Write out each line word for word. Drop pictures.

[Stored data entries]
________________

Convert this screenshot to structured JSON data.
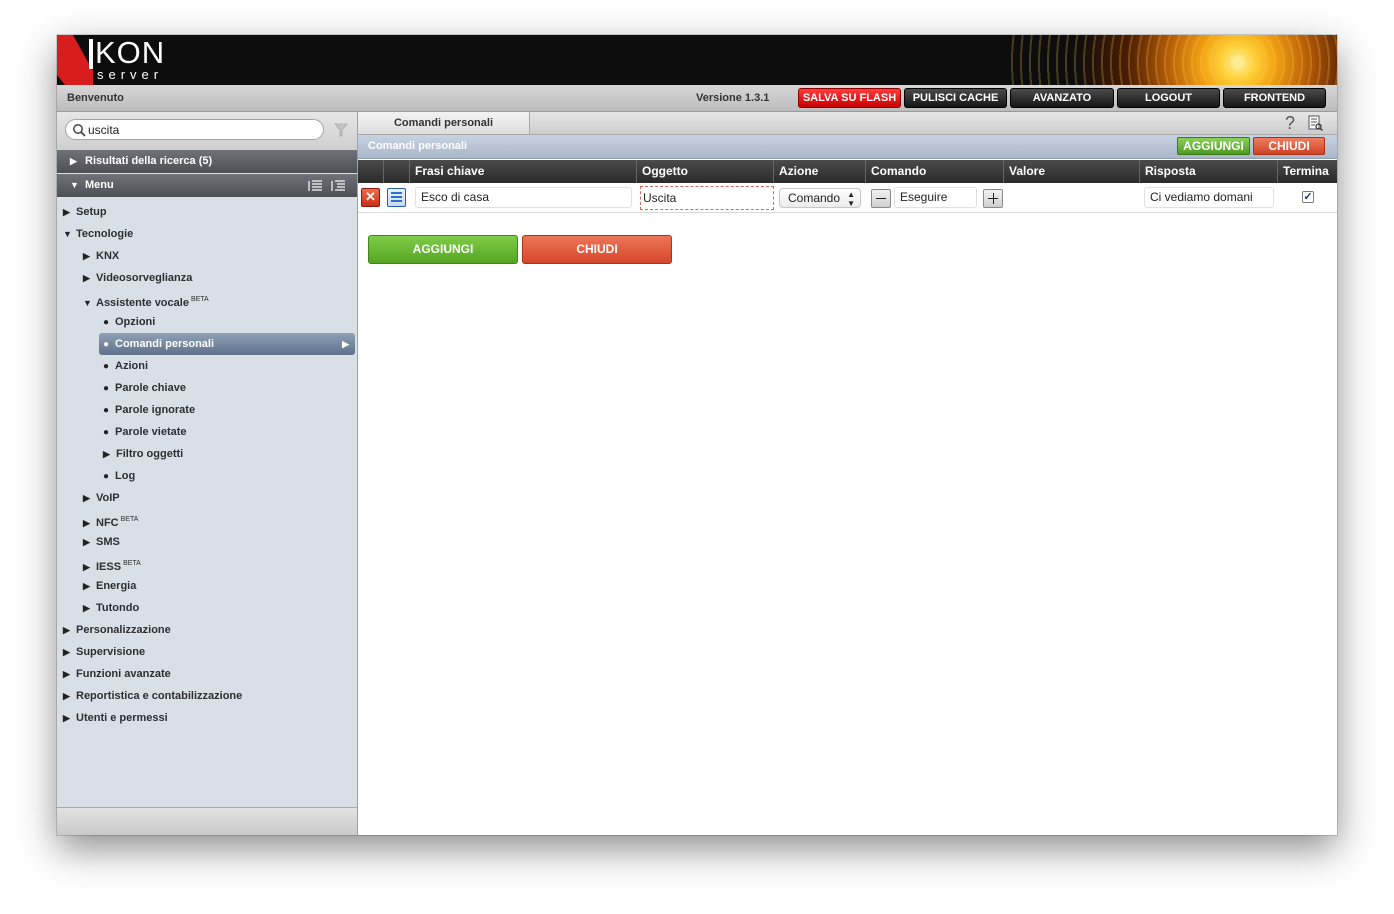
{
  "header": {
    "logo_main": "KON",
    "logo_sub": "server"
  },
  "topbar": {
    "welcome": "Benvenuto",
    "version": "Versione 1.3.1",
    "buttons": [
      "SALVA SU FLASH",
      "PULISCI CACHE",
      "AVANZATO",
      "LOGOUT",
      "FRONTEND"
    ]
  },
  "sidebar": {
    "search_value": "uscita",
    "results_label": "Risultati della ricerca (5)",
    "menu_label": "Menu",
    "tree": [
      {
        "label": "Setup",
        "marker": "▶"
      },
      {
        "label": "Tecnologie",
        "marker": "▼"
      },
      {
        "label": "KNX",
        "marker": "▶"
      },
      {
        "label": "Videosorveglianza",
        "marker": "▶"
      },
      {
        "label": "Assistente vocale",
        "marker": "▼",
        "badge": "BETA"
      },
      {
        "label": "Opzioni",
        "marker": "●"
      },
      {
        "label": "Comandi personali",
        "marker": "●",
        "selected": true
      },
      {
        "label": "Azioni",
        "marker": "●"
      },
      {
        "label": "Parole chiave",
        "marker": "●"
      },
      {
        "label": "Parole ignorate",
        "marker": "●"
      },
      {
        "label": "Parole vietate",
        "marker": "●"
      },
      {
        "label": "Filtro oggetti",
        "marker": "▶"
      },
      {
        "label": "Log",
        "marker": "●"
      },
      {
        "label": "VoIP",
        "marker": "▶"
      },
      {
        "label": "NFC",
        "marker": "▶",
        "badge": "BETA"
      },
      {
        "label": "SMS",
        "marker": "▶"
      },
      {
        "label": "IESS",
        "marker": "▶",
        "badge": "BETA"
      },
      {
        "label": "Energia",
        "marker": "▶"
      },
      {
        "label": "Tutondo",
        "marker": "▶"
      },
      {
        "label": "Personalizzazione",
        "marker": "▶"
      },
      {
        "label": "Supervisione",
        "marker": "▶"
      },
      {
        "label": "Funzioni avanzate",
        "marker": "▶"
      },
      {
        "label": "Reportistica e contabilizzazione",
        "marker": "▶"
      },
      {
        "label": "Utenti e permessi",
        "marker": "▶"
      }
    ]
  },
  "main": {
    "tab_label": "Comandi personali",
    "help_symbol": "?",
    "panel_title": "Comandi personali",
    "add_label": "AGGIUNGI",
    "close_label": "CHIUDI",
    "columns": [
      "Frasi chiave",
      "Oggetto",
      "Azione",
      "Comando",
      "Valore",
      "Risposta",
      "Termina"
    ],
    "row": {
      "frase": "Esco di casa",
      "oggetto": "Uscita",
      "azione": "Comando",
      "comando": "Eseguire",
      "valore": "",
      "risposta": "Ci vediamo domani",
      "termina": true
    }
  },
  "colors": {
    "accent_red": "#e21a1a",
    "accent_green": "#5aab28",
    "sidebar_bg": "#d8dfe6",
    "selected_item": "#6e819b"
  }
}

________________

WORKED ANSWER
Convert this screenshot to structured JSON data.
{
  "header": {
    "logo_main": "KON",
    "logo_sub": "server"
  },
  "topbar": {
    "welcome": "Benvenuto",
    "version": "Versione 1.3.1",
    "buttons": [
      "SALVA SU FLASH",
      "PULISCI CACHE",
      "AVANZATO",
      "LOGOUT",
      "FRONTEND"
    ]
  },
  "sidebar": {
    "search_value": "uscita",
    "results_label": "Risultati della ricerca (5)",
    "menu_label": "Menu",
    "tree": [
      {
        "label": "Setup",
        "marker": "▶"
      },
      {
        "label": "Tecnologie",
        "marker": "▼"
      },
      {
        "label": "KNX",
        "marker": "▶"
      },
      {
        "label": "Videosorveglianza",
        "marker": "▶"
      },
      {
        "label": "Assistente vocale",
        "marker": "▼",
        "badge": "BETA"
      },
      {
        "label": "Opzioni",
        "marker": "●"
      },
      {
        "label": "Comandi personali",
        "marker": "●",
        "selected": true
      },
      {
        "label": "Azioni",
        "marker": "●"
      },
      {
        "label": "Parole chiave",
        "marker": "●"
      },
      {
        "label": "Parole ignorate",
        "marker": "●"
      },
      {
        "label": "Parole vietate",
        "marker": "●"
      },
      {
        "label": "Filtro oggetti",
        "marker": "▶"
      },
      {
        "label": "Log",
        "marker": "●"
      },
      {
        "label": "VoIP",
        "marker": "▶"
      },
      {
        "label": "NFC",
        "marker": "▶",
        "badge": "BETA"
      },
      {
        "label": "SMS",
        "marker": "▶"
      },
      {
        "label": "IESS",
        "marker": "▶",
        "badge": "BETA"
      },
      {
        "label": "Energia",
        "marker": "▶"
      },
      {
        "label": "Tutondo",
        "marker": "▶"
      },
      {
        "label": "Personalizzazione",
        "marker": "▶"
      },
      {
        "label": "Supervisione",
        "marker": "▶"
      },
      {
        "label": "Funzioni avanzate",
        "marker": "▶"
      },
      {
        "label": "Reportistica e contabilizzazione",
        "marker": "▶"
      },
      {
        "label": "Utenti e permessi",
        "marker": "▶"
      }
    ]
  },
  "main": {
    "tab_label": "Comandi personali",
    "help_symbol": "?",
    "panel_title": "Comandi personali",
    "add_label": "AGGIUNGI",
    "close_label": "CHIUDI",
    "columns": [
      "Frasi chiave",
      "Oggetto",
      "Azione",
      "Comando",
      "Valore",
      "Risposta",
      "Termina"
    ],
    "row": {
      "frase": "Esco di casa",
      "oggetto": "Uscita",
      "azione": "Comando",
      "comando": "Eseguire",
      "valore": "",
      "risposta": "Ci vediamo domani",
      "termina": true
    }
  },
  "colors": {
    "accent_red": "#e21a1a",
    "accent_green": "#5aab28",
    "sidebar_bg": "#d8dfe6",
    "selected_item": "#6e819b"
  }
}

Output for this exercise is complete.